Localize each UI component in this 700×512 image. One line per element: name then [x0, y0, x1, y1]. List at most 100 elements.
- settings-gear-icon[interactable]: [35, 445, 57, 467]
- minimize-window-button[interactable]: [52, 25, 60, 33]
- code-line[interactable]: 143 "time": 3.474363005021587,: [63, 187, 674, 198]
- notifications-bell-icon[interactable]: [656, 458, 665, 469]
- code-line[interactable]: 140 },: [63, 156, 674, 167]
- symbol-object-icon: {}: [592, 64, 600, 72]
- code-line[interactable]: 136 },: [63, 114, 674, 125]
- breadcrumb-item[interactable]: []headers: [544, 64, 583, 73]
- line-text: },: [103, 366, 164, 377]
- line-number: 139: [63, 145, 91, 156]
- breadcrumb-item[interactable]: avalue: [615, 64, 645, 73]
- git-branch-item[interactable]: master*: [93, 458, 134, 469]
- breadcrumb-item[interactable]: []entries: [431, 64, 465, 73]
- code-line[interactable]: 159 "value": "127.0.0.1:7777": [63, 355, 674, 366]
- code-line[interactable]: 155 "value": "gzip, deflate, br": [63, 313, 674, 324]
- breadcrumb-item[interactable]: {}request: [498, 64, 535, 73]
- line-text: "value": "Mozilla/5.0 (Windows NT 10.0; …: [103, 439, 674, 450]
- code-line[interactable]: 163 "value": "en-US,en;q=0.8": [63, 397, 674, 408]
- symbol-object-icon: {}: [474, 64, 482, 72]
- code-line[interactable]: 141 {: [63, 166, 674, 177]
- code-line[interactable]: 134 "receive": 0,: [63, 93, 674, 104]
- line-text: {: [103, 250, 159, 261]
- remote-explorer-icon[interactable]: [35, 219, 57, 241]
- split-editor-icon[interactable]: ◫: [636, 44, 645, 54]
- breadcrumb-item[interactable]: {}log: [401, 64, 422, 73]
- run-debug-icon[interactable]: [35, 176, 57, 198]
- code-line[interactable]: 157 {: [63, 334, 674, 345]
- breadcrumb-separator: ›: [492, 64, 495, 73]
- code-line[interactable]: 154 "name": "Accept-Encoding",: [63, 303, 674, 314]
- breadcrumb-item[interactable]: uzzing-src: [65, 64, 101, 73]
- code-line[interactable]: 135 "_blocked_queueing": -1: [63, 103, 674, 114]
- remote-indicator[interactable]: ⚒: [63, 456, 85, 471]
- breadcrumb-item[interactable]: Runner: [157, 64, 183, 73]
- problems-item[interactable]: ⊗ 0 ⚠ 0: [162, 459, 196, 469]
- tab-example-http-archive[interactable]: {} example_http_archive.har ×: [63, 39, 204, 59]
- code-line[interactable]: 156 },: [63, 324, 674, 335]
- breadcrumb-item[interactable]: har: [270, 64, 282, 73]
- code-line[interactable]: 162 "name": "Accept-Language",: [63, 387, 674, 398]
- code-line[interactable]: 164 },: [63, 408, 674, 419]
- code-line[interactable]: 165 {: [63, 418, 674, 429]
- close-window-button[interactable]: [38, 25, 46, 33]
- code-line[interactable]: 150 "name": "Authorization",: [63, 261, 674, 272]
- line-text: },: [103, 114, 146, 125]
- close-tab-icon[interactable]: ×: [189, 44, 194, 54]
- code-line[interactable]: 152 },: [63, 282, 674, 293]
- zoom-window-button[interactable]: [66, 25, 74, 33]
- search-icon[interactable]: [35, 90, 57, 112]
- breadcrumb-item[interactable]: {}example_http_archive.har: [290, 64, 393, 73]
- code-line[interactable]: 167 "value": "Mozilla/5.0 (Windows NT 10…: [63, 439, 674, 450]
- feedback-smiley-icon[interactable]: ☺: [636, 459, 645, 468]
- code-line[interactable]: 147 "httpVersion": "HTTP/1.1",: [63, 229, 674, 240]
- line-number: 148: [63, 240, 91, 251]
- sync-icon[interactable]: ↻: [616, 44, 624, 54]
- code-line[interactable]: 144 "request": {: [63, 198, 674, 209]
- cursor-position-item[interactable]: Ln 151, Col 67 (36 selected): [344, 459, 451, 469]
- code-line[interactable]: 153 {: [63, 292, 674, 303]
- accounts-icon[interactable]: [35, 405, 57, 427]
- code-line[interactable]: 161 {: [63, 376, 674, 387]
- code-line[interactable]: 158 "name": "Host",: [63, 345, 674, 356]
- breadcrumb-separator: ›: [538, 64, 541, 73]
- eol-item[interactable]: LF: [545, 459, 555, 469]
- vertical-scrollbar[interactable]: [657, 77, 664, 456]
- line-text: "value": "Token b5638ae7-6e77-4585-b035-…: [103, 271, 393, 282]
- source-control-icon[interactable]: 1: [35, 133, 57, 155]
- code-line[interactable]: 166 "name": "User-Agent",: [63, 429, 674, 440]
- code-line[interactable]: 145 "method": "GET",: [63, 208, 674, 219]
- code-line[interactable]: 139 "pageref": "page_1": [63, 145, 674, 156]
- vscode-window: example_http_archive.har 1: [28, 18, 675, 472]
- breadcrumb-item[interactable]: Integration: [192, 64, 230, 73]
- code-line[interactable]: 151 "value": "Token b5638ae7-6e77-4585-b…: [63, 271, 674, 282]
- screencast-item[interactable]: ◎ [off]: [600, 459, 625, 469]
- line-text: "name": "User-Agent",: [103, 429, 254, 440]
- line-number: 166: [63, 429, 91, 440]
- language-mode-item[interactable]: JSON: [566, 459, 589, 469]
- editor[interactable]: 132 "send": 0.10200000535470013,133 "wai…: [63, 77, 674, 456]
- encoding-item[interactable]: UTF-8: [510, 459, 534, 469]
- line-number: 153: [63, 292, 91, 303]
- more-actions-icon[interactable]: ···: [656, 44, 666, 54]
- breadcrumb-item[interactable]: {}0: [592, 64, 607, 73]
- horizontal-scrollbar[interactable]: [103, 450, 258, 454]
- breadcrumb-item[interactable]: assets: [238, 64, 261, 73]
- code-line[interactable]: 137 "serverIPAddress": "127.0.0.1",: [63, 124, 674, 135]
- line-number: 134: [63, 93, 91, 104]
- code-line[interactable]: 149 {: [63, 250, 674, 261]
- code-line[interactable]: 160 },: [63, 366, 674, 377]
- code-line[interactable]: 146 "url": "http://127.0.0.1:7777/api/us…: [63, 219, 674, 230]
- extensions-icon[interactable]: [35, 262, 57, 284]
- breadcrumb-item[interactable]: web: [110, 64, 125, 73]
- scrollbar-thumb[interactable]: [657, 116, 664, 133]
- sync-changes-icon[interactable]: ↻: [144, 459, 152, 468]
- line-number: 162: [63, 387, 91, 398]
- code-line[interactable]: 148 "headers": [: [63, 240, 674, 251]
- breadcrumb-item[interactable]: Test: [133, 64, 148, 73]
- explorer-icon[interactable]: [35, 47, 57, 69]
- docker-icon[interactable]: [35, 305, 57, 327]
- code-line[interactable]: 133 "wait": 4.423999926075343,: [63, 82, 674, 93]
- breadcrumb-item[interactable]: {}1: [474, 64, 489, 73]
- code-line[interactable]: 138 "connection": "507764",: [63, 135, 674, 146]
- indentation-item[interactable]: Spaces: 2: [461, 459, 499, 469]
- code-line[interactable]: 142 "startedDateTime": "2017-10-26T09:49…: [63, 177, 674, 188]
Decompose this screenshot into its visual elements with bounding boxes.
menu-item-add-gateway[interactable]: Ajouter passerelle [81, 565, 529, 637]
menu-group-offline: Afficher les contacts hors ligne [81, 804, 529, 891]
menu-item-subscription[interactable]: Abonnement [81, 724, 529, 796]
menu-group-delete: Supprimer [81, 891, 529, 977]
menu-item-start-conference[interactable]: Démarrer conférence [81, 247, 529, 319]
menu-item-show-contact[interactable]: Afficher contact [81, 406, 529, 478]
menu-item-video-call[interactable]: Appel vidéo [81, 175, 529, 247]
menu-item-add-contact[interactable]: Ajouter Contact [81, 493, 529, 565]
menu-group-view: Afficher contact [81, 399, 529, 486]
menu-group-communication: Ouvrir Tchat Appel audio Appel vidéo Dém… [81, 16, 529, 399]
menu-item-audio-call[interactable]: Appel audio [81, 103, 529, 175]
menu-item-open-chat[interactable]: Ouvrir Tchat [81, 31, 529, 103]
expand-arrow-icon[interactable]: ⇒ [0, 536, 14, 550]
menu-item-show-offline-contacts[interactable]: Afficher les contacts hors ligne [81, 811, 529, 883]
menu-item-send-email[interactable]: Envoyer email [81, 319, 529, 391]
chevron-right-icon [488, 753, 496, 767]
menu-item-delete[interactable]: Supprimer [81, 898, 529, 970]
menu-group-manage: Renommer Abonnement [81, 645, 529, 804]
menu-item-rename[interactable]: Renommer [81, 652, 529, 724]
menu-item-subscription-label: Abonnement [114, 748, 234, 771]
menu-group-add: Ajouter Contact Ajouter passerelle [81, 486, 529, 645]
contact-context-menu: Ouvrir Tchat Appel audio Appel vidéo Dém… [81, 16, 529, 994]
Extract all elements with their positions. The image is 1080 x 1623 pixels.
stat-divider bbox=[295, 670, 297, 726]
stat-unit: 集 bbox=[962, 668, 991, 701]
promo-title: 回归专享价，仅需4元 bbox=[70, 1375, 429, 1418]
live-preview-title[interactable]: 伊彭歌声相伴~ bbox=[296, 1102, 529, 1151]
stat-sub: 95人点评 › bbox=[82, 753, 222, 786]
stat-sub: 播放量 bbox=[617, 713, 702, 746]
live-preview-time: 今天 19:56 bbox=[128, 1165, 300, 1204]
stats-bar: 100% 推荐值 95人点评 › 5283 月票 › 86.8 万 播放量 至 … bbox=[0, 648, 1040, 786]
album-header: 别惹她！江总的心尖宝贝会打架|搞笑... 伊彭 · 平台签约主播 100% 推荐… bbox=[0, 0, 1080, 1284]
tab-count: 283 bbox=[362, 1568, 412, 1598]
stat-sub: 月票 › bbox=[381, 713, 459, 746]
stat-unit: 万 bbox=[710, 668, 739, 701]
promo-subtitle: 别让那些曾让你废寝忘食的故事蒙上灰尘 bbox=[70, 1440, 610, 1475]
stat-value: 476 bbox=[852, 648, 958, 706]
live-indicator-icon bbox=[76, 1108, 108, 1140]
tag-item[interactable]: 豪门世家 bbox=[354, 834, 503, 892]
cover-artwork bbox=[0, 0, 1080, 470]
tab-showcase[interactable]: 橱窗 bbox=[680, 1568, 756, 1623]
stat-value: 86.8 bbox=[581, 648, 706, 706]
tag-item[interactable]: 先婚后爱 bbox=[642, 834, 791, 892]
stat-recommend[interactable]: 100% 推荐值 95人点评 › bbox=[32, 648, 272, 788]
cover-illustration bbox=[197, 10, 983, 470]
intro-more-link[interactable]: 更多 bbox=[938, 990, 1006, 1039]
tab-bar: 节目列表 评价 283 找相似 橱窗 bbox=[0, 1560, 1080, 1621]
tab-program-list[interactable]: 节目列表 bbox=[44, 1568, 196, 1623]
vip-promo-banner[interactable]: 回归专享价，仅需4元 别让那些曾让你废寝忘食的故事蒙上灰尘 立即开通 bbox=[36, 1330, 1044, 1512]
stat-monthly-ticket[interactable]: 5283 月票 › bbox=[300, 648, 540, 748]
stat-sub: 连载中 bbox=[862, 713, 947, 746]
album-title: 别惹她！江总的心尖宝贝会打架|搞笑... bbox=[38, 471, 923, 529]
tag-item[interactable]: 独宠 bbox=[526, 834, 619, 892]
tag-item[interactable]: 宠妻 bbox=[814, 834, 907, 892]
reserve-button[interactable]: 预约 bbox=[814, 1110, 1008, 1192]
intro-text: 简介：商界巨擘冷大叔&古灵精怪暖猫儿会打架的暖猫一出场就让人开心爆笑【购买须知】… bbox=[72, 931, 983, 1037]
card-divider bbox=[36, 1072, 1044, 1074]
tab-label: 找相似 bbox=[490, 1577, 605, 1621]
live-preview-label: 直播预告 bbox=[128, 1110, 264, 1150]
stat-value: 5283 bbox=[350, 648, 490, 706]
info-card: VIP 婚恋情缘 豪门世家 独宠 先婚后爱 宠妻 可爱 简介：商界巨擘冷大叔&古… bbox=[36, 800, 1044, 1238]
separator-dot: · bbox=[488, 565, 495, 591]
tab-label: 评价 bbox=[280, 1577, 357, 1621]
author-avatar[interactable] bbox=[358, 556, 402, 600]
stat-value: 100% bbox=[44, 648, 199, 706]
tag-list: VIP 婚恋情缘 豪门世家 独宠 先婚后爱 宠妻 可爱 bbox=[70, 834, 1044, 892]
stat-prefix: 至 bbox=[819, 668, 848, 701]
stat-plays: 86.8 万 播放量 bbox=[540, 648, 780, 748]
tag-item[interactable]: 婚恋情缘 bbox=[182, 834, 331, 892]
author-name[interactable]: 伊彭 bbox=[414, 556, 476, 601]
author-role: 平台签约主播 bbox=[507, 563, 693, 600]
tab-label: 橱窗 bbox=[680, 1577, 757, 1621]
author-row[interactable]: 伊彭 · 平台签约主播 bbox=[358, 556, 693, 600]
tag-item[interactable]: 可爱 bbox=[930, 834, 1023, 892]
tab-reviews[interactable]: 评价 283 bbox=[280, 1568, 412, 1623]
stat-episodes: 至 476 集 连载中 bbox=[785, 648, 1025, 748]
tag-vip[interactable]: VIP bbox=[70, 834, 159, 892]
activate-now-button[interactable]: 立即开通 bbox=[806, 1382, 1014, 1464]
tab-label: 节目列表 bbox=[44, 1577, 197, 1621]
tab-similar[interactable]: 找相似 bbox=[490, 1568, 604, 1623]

▶ [PROBLEM TO SOLVE]: Please copy out the rows above, starting with the very first one and continuing through the line containing "- breadcrumb-item[interactable]: avalue: [615, 64, 645, 73]", with both ends included and every line reproduced unchanged.

▶ [RESPONSE TO THE EXERCISE]:
Localize each UI component in this 700×512 image. One line per element: name then [x0, y0, x1, y1]. List at most 100 elements.
- settings-gear-icon[interactable]: [35, 445, 57, 467]
- minimize-window-button[interactable]: [52, 25, 60, 33]
- code-line[interactable]: 143 "time": 3.474363005021587,: [63, 187, 674, 198]
- notifications-bell-icon[interactable]: [656, 458, 665, 469]
- code-line[interactable]: 140 },: [63, 156, 674, 167]
- symbol-object-icon: {}: [592, 64, 600, 72]
- code-line[interactable]: 136 },: [63, 114, 674, 125]
- breadcrumb-item[interactable]: []headers: [544, 64, 583, 73]
- line-text: },: [103, 366, 164, 377]
- line-number: 139: [63, 145, 91, 156]
- breadcrumb-item[interactable]: avalue: [615, 64, 645, 73]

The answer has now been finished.